▸ The request
In the listing that follows, count each line where the word "设计年限内" appears; write nothing but the count.

* * * * *

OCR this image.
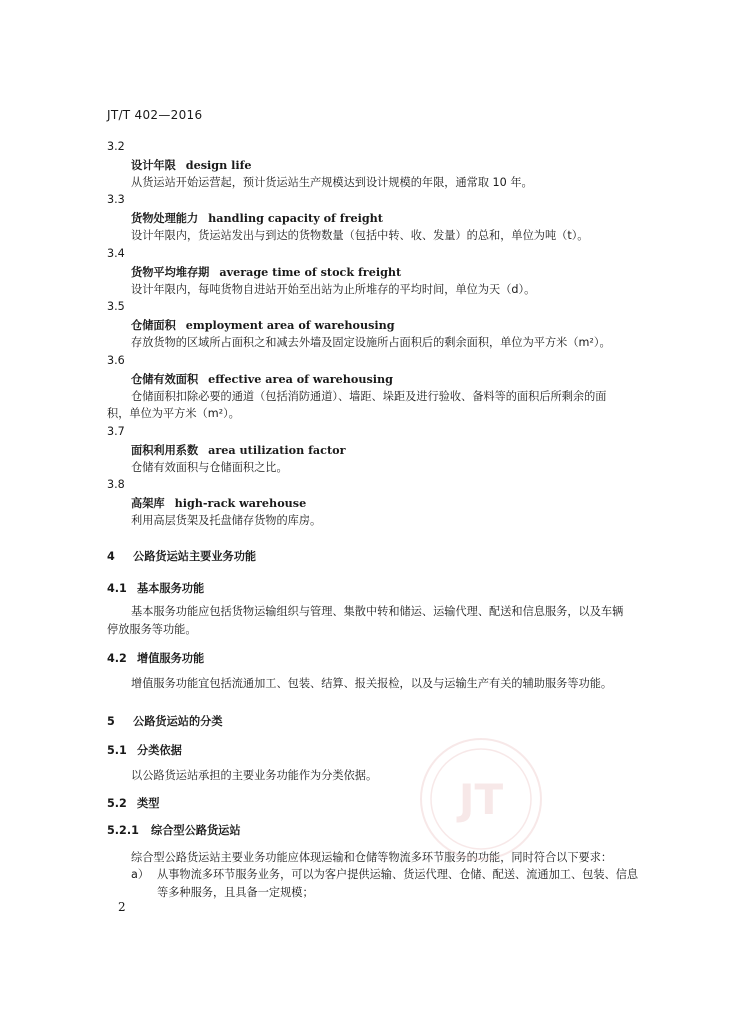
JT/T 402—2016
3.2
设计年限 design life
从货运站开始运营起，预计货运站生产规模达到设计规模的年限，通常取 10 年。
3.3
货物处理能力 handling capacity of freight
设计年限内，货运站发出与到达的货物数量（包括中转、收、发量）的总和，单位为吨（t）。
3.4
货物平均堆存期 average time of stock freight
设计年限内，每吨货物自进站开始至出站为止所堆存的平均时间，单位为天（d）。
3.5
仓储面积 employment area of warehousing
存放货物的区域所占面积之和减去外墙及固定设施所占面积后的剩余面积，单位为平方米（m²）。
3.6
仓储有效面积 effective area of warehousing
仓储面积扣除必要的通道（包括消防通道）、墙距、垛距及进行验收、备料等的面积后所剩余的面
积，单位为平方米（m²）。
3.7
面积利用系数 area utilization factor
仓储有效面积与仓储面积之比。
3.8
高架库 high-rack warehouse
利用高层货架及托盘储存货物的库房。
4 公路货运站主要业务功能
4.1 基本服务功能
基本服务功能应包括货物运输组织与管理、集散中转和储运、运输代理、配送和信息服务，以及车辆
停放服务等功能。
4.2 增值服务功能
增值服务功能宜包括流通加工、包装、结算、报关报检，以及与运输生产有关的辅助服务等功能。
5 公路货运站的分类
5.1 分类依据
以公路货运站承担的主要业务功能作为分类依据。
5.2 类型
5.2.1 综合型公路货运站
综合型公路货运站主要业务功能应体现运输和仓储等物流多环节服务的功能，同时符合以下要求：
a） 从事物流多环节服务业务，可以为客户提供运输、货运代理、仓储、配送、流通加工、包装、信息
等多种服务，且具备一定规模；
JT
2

* * * * *

▸ Expected answer
2